Data excerpts:

^^^^^^^^

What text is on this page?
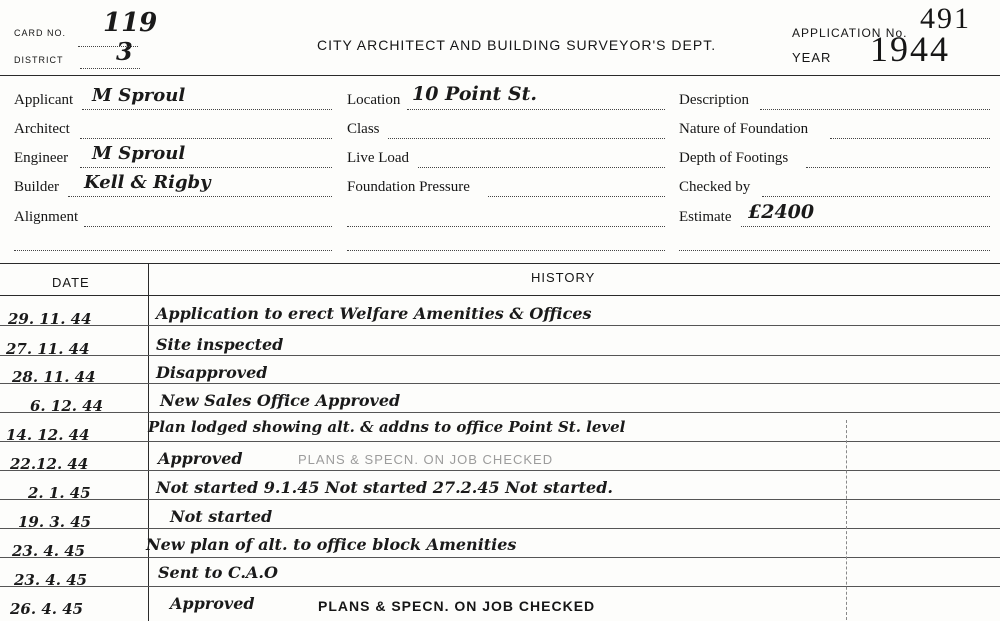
CARD NO. 119
DISTRICT 3	CITY ARCHITECT AND BUILDING SURVEYOR'S DEPT.
APPLICATION No. 491
YEAR 1944
Applicant M Sproul
Architect
Engineer M Sproul
Builder Kell & Rigby
Alignment
Location 10 Point St.
Class
Live Load
Foundation Pressure
Description
Nature of Foundation
Depth of Footings
Checked by
Estimate £2400
DATE	HISTORY
29. 11. 44	Application to erect Welfare Amenities & Offices
27. 11. 44	Site inspected
28. 11. 44	Disapproved
6. 12. 44	New Sales Office Approved
14. 12. 44	Plan lodged showing alt. & addns to office Point St. level
22.12. 44	Approved	PLANS & SPECN. ON JOB CHECKED
2. 1. 45	Not started 9.1.45 Not started 27.2.45 Not started.
19. 3. 45	Not started
23. 4. 45	New plan of alt. to office block Amenities
23. 4. 45	Sent to C.A.O
26. 4. 45	Approved	PLANS & SPECN. ON JOB CHECKED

^^^^^^^^

Written exercise
Return all lines containing "Foundation".

Task output
Foundation Pressure
Nature of Foundation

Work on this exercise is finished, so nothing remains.